[Records contained in a dataset]
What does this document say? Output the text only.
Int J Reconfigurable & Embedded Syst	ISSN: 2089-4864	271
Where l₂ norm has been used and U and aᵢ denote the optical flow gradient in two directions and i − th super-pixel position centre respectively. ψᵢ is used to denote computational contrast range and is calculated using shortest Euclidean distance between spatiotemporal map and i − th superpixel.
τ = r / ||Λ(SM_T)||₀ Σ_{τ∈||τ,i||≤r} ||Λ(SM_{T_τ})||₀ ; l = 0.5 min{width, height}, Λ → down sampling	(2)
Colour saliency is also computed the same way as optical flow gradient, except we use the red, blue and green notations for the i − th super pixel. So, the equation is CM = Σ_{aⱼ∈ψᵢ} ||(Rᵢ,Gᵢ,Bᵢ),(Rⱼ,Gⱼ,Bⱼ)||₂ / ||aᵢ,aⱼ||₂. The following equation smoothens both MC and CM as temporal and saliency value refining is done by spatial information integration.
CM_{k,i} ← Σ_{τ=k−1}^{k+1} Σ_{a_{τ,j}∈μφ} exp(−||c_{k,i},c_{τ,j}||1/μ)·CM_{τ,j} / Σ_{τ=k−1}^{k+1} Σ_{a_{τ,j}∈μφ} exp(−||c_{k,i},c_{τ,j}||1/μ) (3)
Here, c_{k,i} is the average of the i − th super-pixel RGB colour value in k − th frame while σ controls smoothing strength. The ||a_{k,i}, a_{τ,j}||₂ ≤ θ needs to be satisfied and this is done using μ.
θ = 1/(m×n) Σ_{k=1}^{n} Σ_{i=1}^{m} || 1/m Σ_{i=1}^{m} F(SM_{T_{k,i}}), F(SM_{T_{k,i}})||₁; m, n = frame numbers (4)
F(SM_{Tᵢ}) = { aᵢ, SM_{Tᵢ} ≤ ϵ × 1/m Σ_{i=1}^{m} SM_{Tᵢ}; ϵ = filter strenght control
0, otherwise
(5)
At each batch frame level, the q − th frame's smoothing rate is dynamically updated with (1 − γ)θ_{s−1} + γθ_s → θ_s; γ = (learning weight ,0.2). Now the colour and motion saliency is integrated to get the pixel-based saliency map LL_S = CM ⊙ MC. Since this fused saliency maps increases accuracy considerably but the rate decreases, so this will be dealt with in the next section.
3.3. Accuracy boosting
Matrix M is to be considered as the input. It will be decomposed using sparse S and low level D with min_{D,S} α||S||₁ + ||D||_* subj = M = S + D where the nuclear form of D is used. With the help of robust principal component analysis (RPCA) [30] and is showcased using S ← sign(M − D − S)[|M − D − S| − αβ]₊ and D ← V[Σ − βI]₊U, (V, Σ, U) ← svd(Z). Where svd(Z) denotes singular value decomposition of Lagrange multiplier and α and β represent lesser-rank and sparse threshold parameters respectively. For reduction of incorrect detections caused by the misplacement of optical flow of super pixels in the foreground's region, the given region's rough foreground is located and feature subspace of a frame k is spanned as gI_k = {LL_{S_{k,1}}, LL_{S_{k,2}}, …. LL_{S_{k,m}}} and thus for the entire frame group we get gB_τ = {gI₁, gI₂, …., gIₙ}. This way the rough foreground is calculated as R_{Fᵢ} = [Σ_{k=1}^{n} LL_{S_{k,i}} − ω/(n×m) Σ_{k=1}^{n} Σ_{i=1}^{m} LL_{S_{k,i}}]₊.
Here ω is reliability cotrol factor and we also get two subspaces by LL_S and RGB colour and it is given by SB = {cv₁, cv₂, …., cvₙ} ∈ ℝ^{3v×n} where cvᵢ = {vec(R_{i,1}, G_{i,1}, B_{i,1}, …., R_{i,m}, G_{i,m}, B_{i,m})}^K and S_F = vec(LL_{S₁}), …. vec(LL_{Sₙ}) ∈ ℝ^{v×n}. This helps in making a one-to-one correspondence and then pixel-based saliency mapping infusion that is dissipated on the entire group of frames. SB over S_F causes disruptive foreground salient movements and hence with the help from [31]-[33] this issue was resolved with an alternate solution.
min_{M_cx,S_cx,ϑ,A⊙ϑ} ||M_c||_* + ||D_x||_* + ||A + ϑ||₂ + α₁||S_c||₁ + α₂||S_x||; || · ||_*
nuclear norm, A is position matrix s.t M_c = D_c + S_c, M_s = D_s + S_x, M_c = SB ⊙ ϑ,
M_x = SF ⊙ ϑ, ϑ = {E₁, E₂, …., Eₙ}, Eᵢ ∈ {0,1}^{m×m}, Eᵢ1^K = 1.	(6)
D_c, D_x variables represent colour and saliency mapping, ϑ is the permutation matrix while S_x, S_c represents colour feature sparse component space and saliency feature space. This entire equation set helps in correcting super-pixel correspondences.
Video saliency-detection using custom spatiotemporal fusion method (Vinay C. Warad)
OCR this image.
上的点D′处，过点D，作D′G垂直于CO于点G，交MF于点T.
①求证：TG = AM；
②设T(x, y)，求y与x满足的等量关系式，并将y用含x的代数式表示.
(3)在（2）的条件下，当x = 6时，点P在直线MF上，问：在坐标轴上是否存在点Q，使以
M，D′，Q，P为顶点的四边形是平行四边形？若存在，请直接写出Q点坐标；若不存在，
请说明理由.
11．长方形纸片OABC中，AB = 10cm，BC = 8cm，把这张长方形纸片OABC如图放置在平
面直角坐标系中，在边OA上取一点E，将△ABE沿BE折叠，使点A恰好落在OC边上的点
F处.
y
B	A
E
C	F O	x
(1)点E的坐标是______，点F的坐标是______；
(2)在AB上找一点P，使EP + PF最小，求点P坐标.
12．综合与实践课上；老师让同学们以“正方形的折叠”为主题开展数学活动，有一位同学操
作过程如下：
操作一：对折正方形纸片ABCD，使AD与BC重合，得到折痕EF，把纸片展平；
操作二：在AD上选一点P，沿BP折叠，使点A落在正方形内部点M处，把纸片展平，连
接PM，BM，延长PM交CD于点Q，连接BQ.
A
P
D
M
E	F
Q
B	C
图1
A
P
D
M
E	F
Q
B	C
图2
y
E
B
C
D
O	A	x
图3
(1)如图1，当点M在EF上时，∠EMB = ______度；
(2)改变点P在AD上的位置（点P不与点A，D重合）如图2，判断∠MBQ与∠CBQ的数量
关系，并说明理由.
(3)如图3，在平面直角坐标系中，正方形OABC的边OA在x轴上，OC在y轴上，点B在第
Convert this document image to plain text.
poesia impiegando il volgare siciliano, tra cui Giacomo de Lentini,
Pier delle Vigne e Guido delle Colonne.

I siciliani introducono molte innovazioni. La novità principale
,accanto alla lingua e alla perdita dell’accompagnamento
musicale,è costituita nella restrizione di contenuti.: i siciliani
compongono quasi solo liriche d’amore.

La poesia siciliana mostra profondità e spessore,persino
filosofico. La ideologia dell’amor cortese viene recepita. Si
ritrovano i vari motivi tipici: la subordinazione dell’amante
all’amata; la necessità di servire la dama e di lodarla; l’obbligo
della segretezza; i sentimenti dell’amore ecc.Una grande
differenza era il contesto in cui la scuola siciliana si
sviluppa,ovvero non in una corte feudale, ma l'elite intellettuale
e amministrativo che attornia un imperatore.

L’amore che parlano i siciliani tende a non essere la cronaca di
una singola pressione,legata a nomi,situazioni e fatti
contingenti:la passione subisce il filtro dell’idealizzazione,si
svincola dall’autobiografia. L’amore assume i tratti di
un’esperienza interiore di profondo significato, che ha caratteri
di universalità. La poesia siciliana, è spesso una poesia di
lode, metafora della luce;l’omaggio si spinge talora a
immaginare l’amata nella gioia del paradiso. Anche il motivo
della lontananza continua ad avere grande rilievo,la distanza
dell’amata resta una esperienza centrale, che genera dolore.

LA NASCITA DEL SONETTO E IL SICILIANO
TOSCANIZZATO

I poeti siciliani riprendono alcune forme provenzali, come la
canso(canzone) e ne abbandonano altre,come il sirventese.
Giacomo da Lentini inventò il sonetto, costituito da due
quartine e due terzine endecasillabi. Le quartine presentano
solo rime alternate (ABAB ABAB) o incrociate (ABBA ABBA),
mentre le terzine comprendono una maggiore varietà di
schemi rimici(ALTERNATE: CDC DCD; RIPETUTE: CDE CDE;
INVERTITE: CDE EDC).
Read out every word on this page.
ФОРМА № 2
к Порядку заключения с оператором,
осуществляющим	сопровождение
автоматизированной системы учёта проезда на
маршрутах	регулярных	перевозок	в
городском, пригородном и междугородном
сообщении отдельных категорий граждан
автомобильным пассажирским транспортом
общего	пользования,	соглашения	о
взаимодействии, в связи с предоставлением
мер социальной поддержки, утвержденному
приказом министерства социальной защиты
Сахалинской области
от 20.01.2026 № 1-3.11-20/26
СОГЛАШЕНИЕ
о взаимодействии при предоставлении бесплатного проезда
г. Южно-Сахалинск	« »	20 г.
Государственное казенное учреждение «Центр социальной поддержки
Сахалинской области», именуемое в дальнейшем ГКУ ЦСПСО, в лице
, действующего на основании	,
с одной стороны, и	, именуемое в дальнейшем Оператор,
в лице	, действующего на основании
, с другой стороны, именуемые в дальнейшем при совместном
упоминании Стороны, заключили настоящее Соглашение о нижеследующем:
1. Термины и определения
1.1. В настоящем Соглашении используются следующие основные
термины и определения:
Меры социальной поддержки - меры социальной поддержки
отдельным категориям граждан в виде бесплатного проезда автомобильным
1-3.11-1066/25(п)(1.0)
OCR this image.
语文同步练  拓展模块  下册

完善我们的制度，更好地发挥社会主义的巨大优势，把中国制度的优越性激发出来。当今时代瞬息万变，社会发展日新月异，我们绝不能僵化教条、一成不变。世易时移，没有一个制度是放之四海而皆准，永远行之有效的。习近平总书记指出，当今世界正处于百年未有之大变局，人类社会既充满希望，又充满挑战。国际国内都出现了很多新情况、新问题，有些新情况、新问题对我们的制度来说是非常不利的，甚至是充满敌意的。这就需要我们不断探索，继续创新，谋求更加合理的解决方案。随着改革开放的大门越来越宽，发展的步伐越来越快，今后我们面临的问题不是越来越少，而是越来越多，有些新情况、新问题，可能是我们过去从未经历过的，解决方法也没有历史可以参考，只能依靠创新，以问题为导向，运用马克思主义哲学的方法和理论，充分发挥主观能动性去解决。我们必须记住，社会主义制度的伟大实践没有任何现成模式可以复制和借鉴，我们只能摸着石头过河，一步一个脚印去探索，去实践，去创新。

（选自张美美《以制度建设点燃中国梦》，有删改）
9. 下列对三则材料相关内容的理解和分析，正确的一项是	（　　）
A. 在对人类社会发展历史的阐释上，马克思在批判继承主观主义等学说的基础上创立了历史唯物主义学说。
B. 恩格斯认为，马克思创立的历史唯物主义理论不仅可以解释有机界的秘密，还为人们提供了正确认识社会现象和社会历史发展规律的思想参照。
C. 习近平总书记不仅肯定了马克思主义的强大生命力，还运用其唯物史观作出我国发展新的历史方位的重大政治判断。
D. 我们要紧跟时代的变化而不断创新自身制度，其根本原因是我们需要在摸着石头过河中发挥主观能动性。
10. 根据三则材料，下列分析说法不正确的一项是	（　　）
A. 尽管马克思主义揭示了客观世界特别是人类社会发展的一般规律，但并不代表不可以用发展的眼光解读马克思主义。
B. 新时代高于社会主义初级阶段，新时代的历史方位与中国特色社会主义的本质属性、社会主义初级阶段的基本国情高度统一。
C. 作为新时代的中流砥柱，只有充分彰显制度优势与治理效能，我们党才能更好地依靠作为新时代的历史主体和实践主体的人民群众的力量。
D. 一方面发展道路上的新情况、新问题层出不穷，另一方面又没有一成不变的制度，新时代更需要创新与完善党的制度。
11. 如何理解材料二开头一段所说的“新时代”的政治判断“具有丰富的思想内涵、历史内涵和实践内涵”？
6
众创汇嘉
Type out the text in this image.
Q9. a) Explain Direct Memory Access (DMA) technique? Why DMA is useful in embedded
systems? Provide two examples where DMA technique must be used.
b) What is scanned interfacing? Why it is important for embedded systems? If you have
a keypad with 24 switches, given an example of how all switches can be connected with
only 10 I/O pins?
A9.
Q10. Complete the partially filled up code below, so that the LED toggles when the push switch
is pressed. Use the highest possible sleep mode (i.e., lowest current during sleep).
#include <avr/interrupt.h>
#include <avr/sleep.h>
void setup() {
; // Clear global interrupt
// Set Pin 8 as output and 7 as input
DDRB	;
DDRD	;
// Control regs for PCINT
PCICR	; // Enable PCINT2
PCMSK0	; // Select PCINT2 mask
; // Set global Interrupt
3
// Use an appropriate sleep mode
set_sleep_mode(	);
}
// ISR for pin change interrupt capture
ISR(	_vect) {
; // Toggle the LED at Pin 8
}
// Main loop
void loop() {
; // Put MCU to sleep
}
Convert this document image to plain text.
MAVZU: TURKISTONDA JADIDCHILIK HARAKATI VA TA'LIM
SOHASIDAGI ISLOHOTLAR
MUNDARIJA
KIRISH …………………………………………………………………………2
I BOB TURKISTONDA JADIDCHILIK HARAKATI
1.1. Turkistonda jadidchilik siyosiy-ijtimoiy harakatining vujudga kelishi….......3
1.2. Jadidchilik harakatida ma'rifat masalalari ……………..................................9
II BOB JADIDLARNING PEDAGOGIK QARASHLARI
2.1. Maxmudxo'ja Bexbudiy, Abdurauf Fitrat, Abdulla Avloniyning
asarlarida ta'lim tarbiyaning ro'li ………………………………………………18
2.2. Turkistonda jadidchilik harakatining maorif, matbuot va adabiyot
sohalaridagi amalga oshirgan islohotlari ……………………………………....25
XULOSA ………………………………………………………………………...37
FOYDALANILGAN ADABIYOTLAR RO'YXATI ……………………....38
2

=== Directions for this task ===
Scan the material line by line and report each one that contains "technique".

=== In response ===
Q9. a) Explain Direct Memory Access (DMA) technique? Why DMA is useful in embedded
systems? Provide two examples where DMA technique must be used.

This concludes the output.